Saved data entries
>> Start

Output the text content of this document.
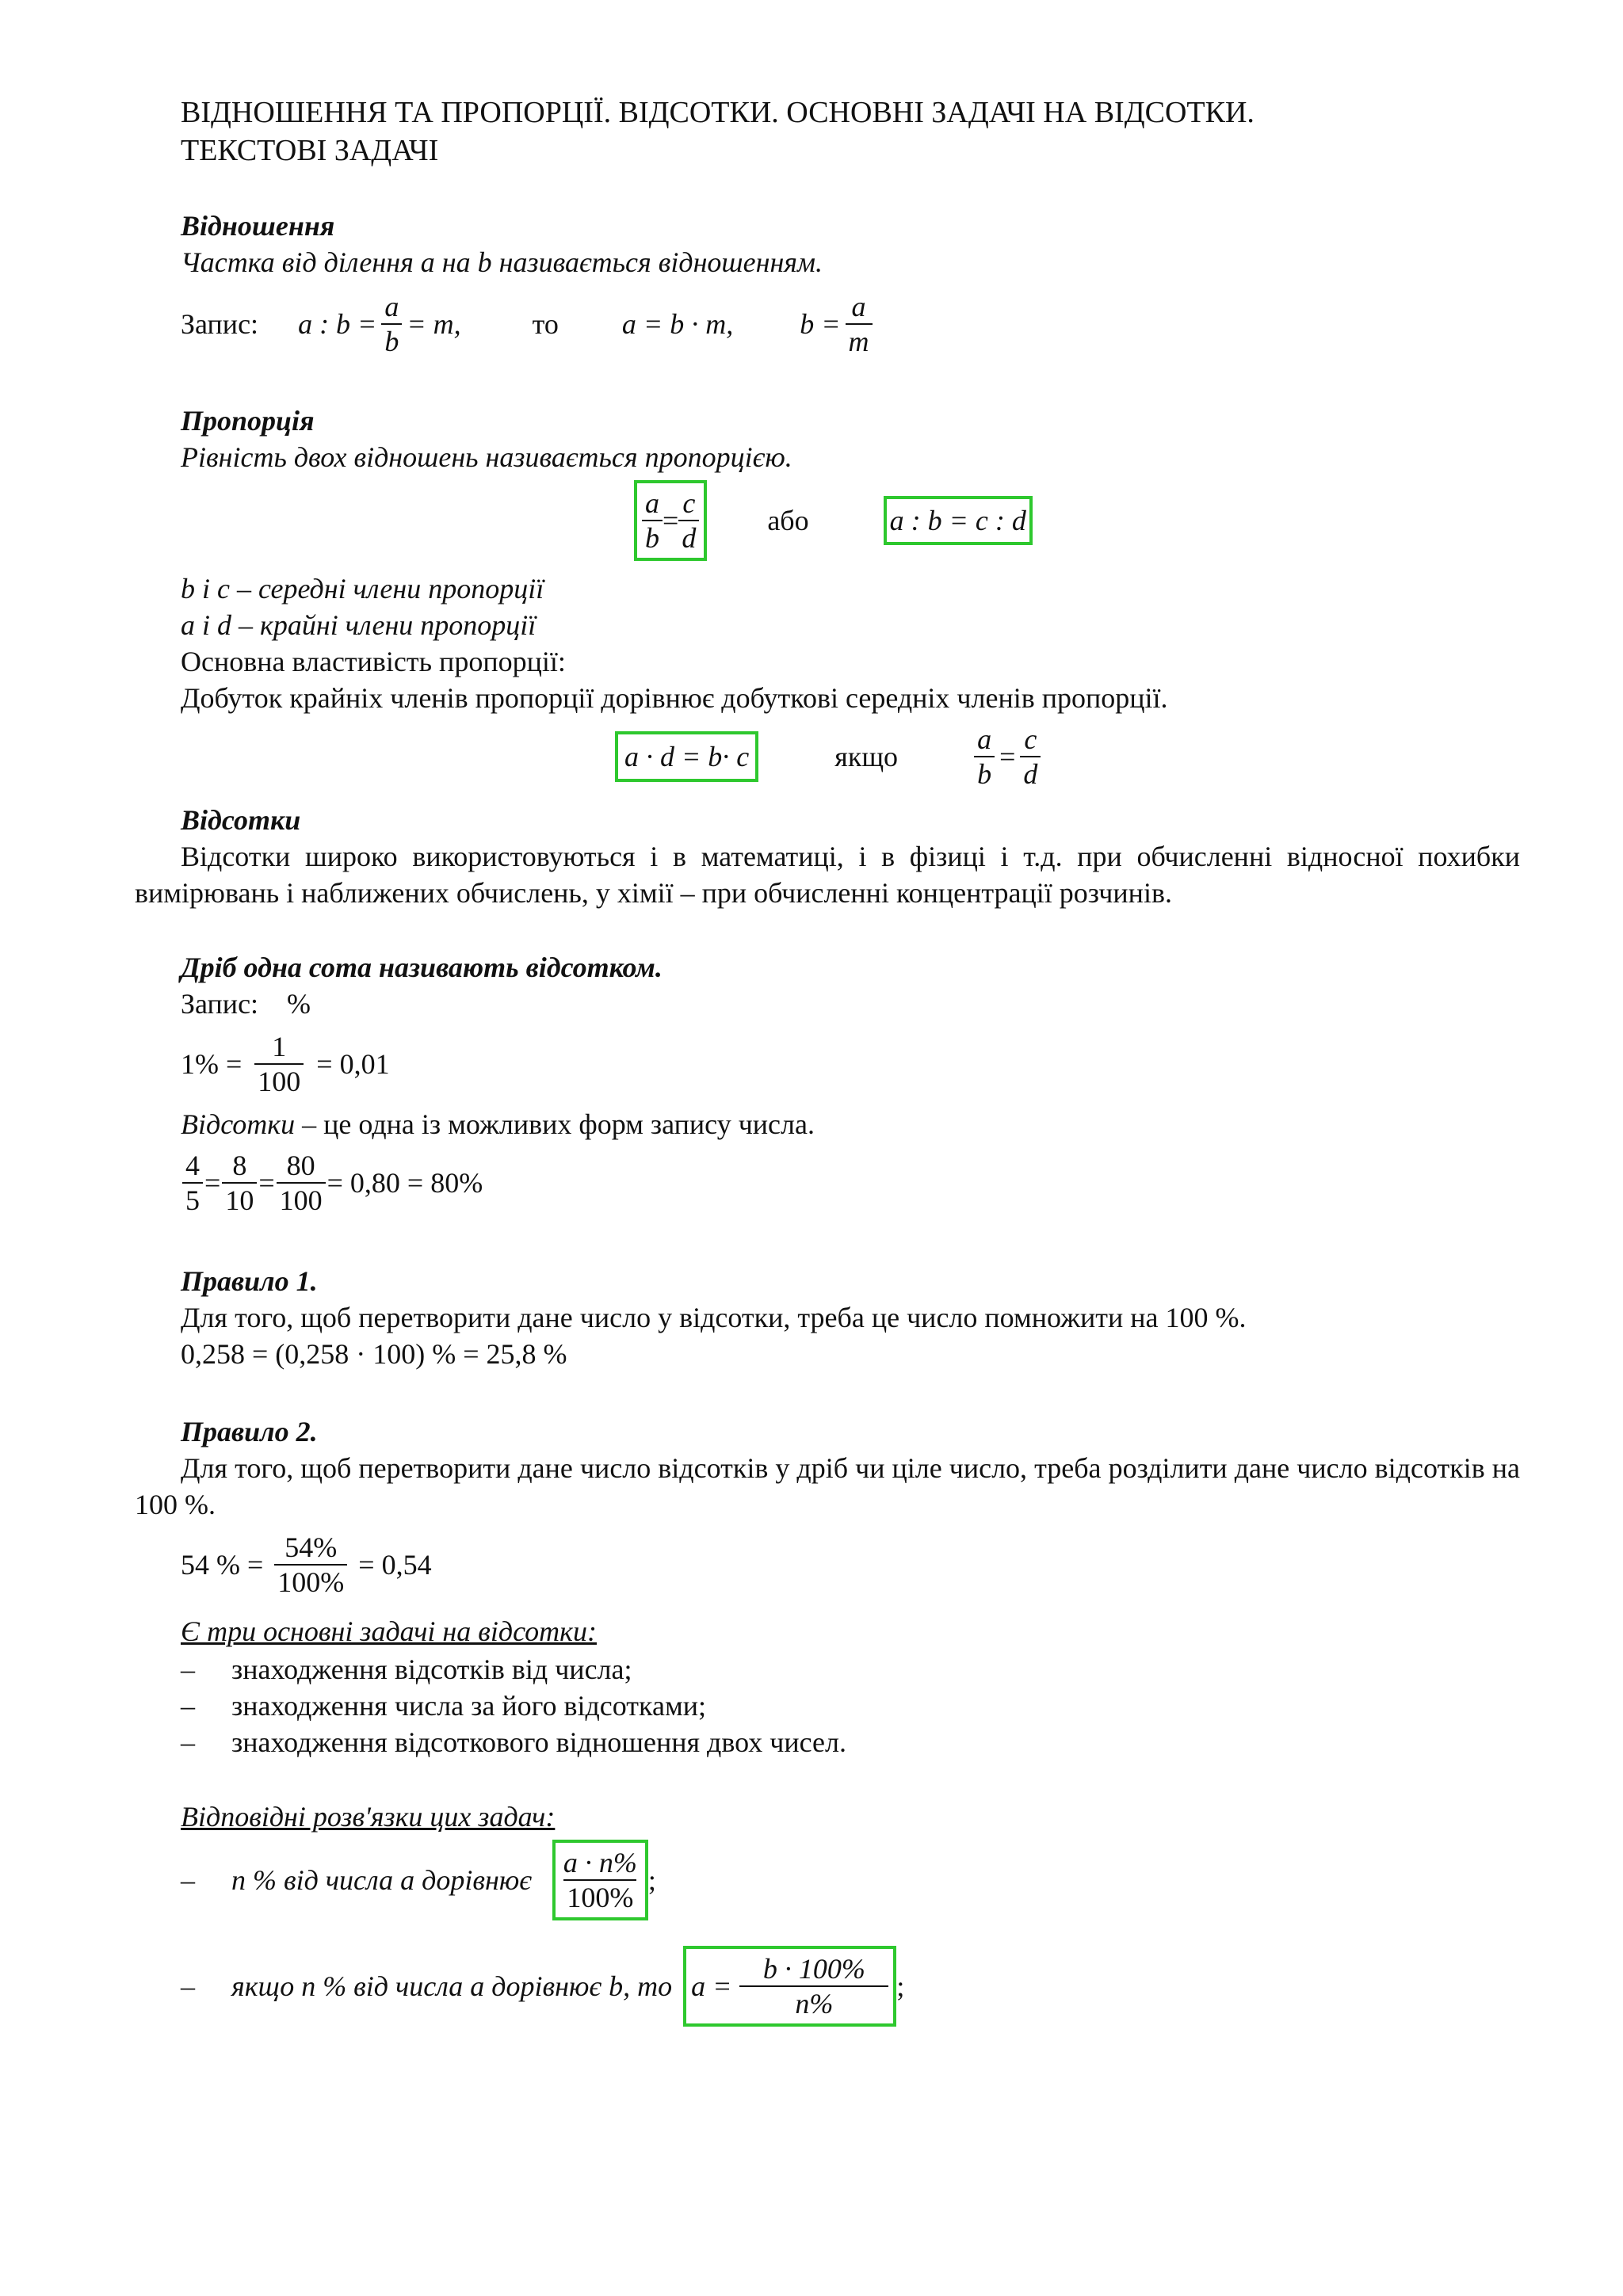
ВІДНОШЕННЯ ТА ПРОПОРЦІЇ. ВІДСОТКИ. ОСНОВНІ ЗАДАЧІ НА ВІДСОТКИ.
ТЕКСТОВІ ЗАДАЧІ
Відношення
Частка від ділення a на b називається відношенням.
Запис: a : $b = \frac{a}{b} = m$,	то a = b · m, $b = \frac{a}{m}$
Пропорція
Рівність двох відношень називається пропорцією.
$\frac{a}{b} = \frac{c}{d}$ або	a : b = c : d
b і c – середні члени пропорції
a і d – крайні члени пропорції
Основна властивість пропорції:
Добуток крайніх членів пропорції дорівнює добуткові середніх членів пропорції.
a · d = b· c	якщо	$\frac{a}{b} = \frac{c}{d}$
Відсотки
Відсотки широко використовуються і в математиці, і в фізиці і т.д. при обчисленні відносної похибки вимірювань і наближених обчислень, у хімії – при обчисленні концентрації розчинів.
Дріб одна сота називають відсотком.
Запис:    %
$1\% = \frac{1}{100} = 0,01$
Відсотки – це одна із можливих форм запису числа.
$\frac{4}{5} = \frac{8}{10} = \frac{80}{100} = 0,80 = 80\%$
Правило 1.
Для того, щоб перетворити дане число у відсотки, треба це число помножити на 100 %.
0,258 = (0,258 · 100) % = 25,8 %
Правило 2.
Для того, щоб перетворити дане число відсотків у дріб чи ціле число, треба розділити дане число відсотків на 100 %.
54 % = $\frac{54\%}{100\%} = 0,54$
Є три основні задачі на відсотки:
– знаходження відсотків від числа;
– знаходження числа за його відсотками;
– знаходження відсоткового відношення двох чисел.
Відповідні розв'язки цих задач:
–	n % від числа a дорівнює $\frac{a \cdot n\%}{100\%}$ ;
–	якщо n % від числа a дорівнює b, то $a = \frac{b \cdot 100\%}{n\%}$ ;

>> End

Exercise task: Restate the listing above word for word, and skip the pictures.

Reply:
Output the text content of this document.
ВІДНОШЕННЯ ТА ПРОПОРЦІЇ. ВІДСОТКИ. ОСНОВНІ ЗАДАЧІ НА ВІДСОТКИ.
ТЕКСТОВІ ЗАДАЧІ
Відношення
Частка від ділення a на b називається відношенням.
Запис: a : $b = \frac{a}{b} = m$,	то a = b · m, $b = \frac{a}{m}$
Пропорція
Рівність двох відношень називається пропорцією.
$\frac{a}{b} = \frac{c}{d}$ або	a : b = c : d
b і c – середні члени пропорції
a і d – крайні члени пропорції
Основна властивість пропорції:
Добуток крайніх членів пропорції дорівнює добуткові середніх членів пропорції.
a · d = b· c	якщо	$\frac{a}{b} = \frac{c}{d}$
Відсотки
Відсотки широко використовуються і в математиці, і в фізиці і т.д. при обчисленні відносної похибки вимірювань і наближених обчислень, у хімії – при обчисленні концентрації розчинів.
Дріб одна сота називають відсотком.
Запис:    %
$1\% = \frac{1}{100} = 0,01$
Відсотки – це одна із можливих форм запису числа.
$\frac{4}{5} = \frac{8}{10} = \frac{80}{100} = 0,80 = 80\%$
Правило 1.
Для того, щоб перетворити дане число у відсотки, треба це число помножити на 100 %.
0,258 = (0,258 · 100) % = 25,8 %
Правило 2.
Для того, щоб перетворити дане число відсотків у дріб чи ціле число, треба розділити дане число відсотків на 100 %.
54 % = $\frac{54\%}{100\%} = 0,54$
Є три основні задачі на відсотки:
– знаходження відсотків від числа;
– знаходження числа за його відсотками;
– знаходження відсоткового відношення двох чисел.
Відповідні розв'язки цих задач:
–	n % від числа a дорівнює $\frac{a \cdot n\%}{100\%}$ ;
–	якщо n % від числа a дорівнює b, то $a = \frac{b \cdot 100\%}{n\%}$ ;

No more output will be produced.